Problem to work on:
Copy all lines holding the word "Rating" from the entries.

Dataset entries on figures
-- START --

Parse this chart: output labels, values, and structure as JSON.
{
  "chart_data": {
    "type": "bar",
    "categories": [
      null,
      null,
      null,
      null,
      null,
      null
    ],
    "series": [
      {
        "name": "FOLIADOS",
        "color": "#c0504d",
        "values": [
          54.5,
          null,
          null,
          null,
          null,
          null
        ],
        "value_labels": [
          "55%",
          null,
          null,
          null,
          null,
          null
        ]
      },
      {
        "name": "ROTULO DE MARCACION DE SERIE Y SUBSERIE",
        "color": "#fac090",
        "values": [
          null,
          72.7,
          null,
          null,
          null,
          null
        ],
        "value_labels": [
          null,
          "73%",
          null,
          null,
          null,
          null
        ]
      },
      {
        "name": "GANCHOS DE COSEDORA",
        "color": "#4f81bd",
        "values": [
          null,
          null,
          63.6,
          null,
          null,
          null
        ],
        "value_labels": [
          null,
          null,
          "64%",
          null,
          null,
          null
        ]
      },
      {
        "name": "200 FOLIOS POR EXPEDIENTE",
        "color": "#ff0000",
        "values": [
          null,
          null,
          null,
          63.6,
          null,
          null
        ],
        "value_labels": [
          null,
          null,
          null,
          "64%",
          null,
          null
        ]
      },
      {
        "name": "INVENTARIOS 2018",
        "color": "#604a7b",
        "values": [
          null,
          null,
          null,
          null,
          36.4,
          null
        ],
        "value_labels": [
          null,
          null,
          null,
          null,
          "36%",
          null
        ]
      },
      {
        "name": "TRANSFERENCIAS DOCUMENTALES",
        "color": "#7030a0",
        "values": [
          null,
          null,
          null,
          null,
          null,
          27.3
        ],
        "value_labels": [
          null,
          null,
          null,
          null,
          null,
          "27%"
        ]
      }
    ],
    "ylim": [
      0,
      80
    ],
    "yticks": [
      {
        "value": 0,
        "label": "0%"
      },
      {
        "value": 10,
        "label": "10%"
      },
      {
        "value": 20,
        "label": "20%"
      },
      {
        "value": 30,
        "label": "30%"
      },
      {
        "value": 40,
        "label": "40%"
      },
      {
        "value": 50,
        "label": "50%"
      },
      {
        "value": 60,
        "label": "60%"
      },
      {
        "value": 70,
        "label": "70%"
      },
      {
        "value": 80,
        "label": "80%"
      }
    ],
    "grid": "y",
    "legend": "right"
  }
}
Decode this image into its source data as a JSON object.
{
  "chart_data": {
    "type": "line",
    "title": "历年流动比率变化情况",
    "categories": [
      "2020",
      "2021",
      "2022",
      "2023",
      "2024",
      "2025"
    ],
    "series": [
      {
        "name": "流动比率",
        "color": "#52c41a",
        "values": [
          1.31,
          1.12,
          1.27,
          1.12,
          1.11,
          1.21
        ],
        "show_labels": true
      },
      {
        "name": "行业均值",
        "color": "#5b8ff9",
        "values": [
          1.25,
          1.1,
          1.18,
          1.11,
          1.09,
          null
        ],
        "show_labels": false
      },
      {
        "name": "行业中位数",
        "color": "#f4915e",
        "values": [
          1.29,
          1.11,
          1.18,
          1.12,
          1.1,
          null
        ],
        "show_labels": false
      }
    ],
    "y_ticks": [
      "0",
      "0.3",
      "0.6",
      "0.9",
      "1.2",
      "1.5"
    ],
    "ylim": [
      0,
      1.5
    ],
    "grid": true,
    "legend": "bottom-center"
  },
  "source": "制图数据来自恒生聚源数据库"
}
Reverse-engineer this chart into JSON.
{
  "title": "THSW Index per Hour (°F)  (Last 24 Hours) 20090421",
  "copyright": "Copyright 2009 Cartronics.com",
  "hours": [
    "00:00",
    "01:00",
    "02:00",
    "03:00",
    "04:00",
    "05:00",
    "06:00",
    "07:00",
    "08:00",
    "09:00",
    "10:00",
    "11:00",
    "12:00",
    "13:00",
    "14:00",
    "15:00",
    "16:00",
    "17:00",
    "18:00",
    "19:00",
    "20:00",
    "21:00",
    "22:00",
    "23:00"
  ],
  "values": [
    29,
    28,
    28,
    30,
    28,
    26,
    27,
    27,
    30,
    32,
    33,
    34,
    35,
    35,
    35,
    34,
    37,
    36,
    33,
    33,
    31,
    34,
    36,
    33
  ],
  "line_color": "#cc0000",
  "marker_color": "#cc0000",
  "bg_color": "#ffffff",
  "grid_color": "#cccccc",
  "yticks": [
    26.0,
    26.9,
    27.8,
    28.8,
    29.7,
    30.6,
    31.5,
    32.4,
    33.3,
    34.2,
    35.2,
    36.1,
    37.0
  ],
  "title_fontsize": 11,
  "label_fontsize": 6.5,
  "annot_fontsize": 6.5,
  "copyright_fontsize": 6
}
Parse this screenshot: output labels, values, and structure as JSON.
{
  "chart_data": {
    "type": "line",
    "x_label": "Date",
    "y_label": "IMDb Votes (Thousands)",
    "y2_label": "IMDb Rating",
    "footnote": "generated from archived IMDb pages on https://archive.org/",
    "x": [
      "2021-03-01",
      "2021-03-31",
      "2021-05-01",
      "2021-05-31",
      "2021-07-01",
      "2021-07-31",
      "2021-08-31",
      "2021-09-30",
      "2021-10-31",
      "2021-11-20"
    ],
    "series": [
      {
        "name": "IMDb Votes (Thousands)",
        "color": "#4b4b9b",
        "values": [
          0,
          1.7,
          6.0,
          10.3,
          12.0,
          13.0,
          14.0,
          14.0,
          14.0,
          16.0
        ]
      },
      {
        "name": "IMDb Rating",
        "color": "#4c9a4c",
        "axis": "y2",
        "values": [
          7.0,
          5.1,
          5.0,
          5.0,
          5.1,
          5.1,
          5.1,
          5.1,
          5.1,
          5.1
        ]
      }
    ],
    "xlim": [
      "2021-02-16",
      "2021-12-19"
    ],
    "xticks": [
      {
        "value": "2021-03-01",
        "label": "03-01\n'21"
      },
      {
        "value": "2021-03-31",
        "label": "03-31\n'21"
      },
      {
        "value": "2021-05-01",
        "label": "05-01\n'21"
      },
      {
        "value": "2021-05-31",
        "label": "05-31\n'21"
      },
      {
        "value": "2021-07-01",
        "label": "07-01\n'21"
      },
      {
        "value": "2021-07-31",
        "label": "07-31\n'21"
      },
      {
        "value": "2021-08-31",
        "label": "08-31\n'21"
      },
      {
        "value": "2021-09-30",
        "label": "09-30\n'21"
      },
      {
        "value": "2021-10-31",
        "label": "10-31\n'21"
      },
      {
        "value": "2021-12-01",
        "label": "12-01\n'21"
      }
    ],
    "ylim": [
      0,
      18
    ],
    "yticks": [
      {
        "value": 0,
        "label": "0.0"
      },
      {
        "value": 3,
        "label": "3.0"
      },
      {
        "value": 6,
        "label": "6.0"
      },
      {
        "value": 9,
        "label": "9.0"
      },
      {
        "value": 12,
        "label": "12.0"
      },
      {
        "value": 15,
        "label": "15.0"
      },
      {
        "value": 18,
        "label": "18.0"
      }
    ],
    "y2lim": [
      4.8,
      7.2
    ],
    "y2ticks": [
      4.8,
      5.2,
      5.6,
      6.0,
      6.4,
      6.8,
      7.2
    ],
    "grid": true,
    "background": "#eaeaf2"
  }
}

-- END --

Correct response:
    "y2_label": "IMDb Rating",
        "name": "IMDb Rating",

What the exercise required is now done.